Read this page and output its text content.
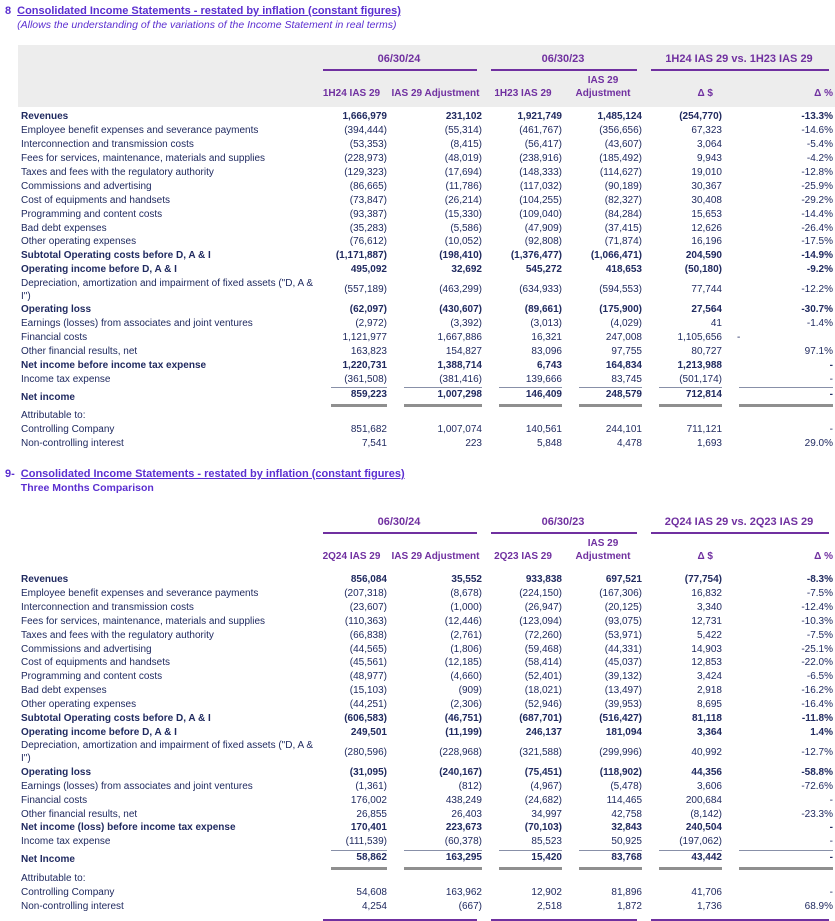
8 Consolidated Income Statements - restated by inflation (constant figures)
(Allows the understanding of the variations of the Income Statement in real terms)
06/30/24	06/30/23	1H24 IAS 29 vs. 1H23 IAS 29
1H24 IAS 29	IAS 29 Adjustment	1H23 IAS 29
IAS 29 Adjustment	Δ $	Δ %
Revenues	1,666,979	231,102	1,921,749	1,485,124	(254,770)	-13.3%
Employee benefit expenses and severance payments	(394,444)	(55,314)	(461,767)	(356,656)	67,323	-14.6%
Interconnection and transmission costs	(53,353)	(8,415)	(56,417)	(43,607)	3,064	-5.4%
Fees for services, maintenance, materials and supplies	(228,973)	(48,019)	(238,916)	(185,492)	9,943	-4.2%
Taxes and fees with the regulatory authority	(129,323)	(17,694)	(148,333)	(114,627)	19,010	-12.8%
Commissions and advertising	(86,665)	(11,786)	(117,032)	(90,189)	30,367	-25.9%
Cost of equipments and handsets	(73,847)	(26,214)	(104,255)	(82,327)	30,408	-29.2%
Programming and content costs	(93,387)	(15,330)	(109,040)	(84,284)	15,653	-14.4%
Bad debt expenses	(35,283)	(5,586)	(47,909)	(37,415)	12,626	-26.4%
Other operating expenses	(76,612)	(10,052)	(92,808)	(71,874)	16,196	-17.5%
Subtotal Operating costs before D, A & I	(1,171,887)	(198,410)	(1,376,477)	(1,066,471)	204,590	-14.9%
Operating income before D, A & I	495,092	32,692	545,272	418,653	(50,180)	-9.2%
Depreciation, amortization and impairment of fixed assets ("D, A & I")
(557,189)	(463,299)	(634,933)	(594,553)	77,744	-12.2%
Operating loss	(62,097)	(430,607)	(89,661)	(175,900)	27,564	-30.7%
Earnings (losses) from associates and joint ventures	(2,972)	(3,392)	(3,013)	(4,029)	41	-1.4%
Financial costs	1,121,977	1,667,886	16,321	247,008	1,105,656	-
Other financial results, net	163,823	154,827	83,096	97,755	80,727	97.1%
Net income before income tax expense	1,220,731	1,388,714	6,743	164,834	1,213,988	-
Income tax expense	(361,508)	(381,416)	139,666	83,745	(501,174)	-
Net income	859,223	1,007,298	146,409	248,579	712,814	-
Attributable to:
Controlling Company	851,682	1,007,074	140,561	244,101	711,121	-
Non-controlling interest	7,541	223	5,848	4,478	1,693	29.0%
9- Consolidated Income Statements - restated by inflation (constant figures)
Three Months Comparison
06/30/24	06/30/23	2Q24 IAS 29 vs. 2Q23 IAS 29
2Q24 IAS 29	IAS 29 Adjustment	2Q23 IAS 29
IAS 29 Adjustment	Δ $	Δ %
Revenues	856,084	35,552	933,838	697,521	(77,754)	-8.3%
Employee benefit expenses and severance payments	(207,318)	(8,678)	(224,150)	(167,306)	16,832	-7.5%
Interconnection and transmission costs	(23,607)	(1,000)	(26,947)	(20,125)	3,340	-12.4%
Fees for services, maintenance, materials and supplies	(110,363)	(12,446)	(123,094)	(93,075)	12,731	-10.3%
Taxes and fees with the regulatory authority	(66,838)	(2,761)	(72,260)	(53,971)	5,422	-7.5%
Commissions and advertising	(44,565)	(1,806)	(59,468)	(44,331)	14,903	-25.1%
Cost of equipments and handsets	(45,561)	(12,185)	(58,414)	(45,037)	12,853	-22.0%
Programming and content costs	(48,977)	(4,660)	(52,401)	(39,132)	3,424	-6.5%
Bad debt expenses	(15,103)	(909)	(18,021)	(13,497)	2,918	-16.2%
Other operating expenses	(44,251)	(2,306)	(52,946)	(39,953)	8,695	-16.4%
Subtotal Operating costs before D, A & I	(606,583)	(46,751)	(687,701)	(516,427)	81,118	-11.8%
Operating income before D, A & I	249,501	(11,199)	246,137	181,094	3,364	1.4%
Depreciation, amortization and impairment of fixed assets ("D, A & I")
(280,596)	(228,968)	(321,588)	(299,996)	40,992	-12.7%
Operating loss	(31,095)	(240,167)	(75,451)	(118,902)	44,356	-58.8%
Earnings (losses) from associates and joint ventures	(1,361)	(812)	(4,967)	(5,478)	3,606	-72.6%
Financial costs	176,002	438,249	(24,682)	114,465	200,684	-
Other financial results, net	26,855	26,403	34,997	42,758	(8,142)	-23.3%
Net income (loss) before income tax expense	170,401	223,673	(70,103)	32,843	240,504	-
Income tax expense	(111,539)	(60,378)	85,523	50,925	(197,062)	-
Net Income	58,862	163,295	15,420	83,768	43,442	-
Attributable to:
Controlling Company	54,608	163,962	12,902	81,896	41,706	-
Non-controlling interest	4,254	(667)	2,518	1,872	1,736	68.9%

Short task: Reproduce the material in its entirety and word for word, without the pictures.

Written response:
Read this page and output its text content.
8 Consolidated Income Statements - restated by inflation (constant figures)
(Allows the understanding of the variations of the Income Statement in real terms)
06/30/24	06/30/23	1H24 IAS 29 vs. 1H23 IAS 29
1H24 IAS 29	IAS 29 Adjustment	1H23 IAS 29
IAS 29 Adjustment	Δ $	Δ %
Revenues	1,666,979	231,102	1,921,749	1,485,124	(254,770)	-13.3%
Employee benefit expenses and severance payments	(394,444)	(55,314)	(461,767)	(356,656)	67,323	-14.6%
Interconnection and transmission costs	(53,353)	(8,415)	(56,417)	(43,607)	3,064	-5.4%
Fees for services, maintenance, materials and supplies	(228,973)	(48,019)	(238,916)	(185,492)	9,943	-4.2%
Taxes and fees with the regulatory authority	(129,323)	(17,694)	(148,333)	(114,627)	19,010	-12.8%
Commissions and advertising	(86,665)	(11,786)	(117,032)	(90,189)	30,367	-25.9%
Cost of equipments and handsets	(73,847)	(26,214)	(104,255)	(82,327)	30,408	-29.2%
Programming and content costs	(93,387)	(15,330)	(109,040)	(84,284)	15,653	-14.4%
Bad debt expenses	(35,283)	(5,586)	(47,909)	(37,415)	12,626	-26.4%
Other operating expenses	(76,612)	(10,052)	(92,808)	(71,874)	16,196	-17.5%
Subtotal Operating costs before D, A & I	(1,171,887)	(198,410)	(1,376,477)	(1,066,471)	204,590	-14.9%
Operating income before D, A & I	495,092	32,692	545,272	418,653	(50,180)	-9.2%
Depreciation, amortization and impairment of fixed assets ("D, A & I")
(557,189)	(463,299)	(634,933)	(594,553)	77,744	-12.2%
Operating loss	(62,097)	(430,607)	(89,661)	(175,900)	27,564	-30.7%
Earnings (losses) from associates and joint ventures	(2,972)	(3,392)	(3,013)	(4,029)	41	-1.4%
Financial costs	1,121,977	1,667,886	16,321	247,008	1,105,656	-
Other financial results, net	163,823	154,827	83,096	97,755	80,727	97.1%
Net income before income tax expense	1,220,731	1,388,714	6,743	164,834	1,213,988	-
Income tax expense	(361,508)	(381,416)	139,666	83,745	(501,174)	-
Net income	859,223	1,007,298	146,409	248,579	712,814	-
Attributable to:
Controlling Company	851,682	1,007,074	140,561	244,101	711,121	-
Non-controlling interest	7,541	223	5,848	4,478	1,693	29.0%
9- Consolidated Income Statements - restated by inflation (constant figures)
Three Months Comparison
06/30/24	06/30/23	2Q24 IAS 29 vs. 2Q23 IAS 29
2Q24 IAS 29	IAS 29 Adjustment	2Q23 IAS 29
IAS 29 Adjustment	Δ $	Δ %
Revenues	856,084	35,552	933,838	697,521	(77,754)	-8.3%
Employee benefit expenses and severance payments	(207,318)	(8,678)	(224,150)	(167,306)	16,832	-7.5%
Interconnection and transmission costs	(23,607)	(1,000)	(26,947)	(20,125)	3,340	-12.4%
Fees for services, maintenance, materials and supplies	(110,363)	(12,446)	(123,094)	(93,075)	12,731	-10.3%
Taxes and fees with the regulatory authority	(66,838)	(2,761)	(72,260)	(53,971)	5,422	-7.5%
Commissions and advertising	(44,565)	(1,806)	(59,468)	(44,331)	14,903	-25.1%
Cost of equipments and handsets	(45,561)	(12,185)	(58,414)	(45,037)	12,853	-22.0%
Programming and content costs	(48,977)	(4,660)	(52,401)	(39,132)	3,424	-6.5%
Bad debt expenses	(15,103)	(909)	(18,021)	(13,497)	2,918	-16.2%
Other operating expenses	(44,251)	(2,306)	(52,946)	(39,953)	8,695	-16.4%
Subtotal Operating costs before D, A & I	(606,583)	(46,751)	(687,701)	(516,427)	81,118	-11.8%
Operating income before D, A & I	249,501	(11,199)	246,137	181,094	3,364	1.4%
Depreciation, amortization and impairment of fixed assets ("D, A & I")
(280,596)	(228,968)	(321,588)	(299,996)	40,992	-12.7%
Operating loss	(31,095)	(240,167)	(75,451)	(118,902)	44,356	-58.8%
Earnings (losses) from associates and joint ventures	(1,361)	(812)	(4,967)	(5,478)	3,606	-72.6%
Financial costs	176,002	438,249	(24,682)	114,465	200,684	-
Other financial results, net	26,855	26,403	34,997	42,758	(8,142)	-23.3%
Net income (loss) before income tax expense	170,401	223,673	(70,103)	32,843	240,504	-
Income tax expense	(111,539)	(60,378)	85,523	50,925	(197,062)	-
Net Income	58,862	163,295	15,420	83,768	43,442	-
Attributable to:
Controlling Company	54,608	163,962	12,902	81,896	41,706	-
Non-controlling interest	4,254	(667)	2,518	1,872	1,736	68.9%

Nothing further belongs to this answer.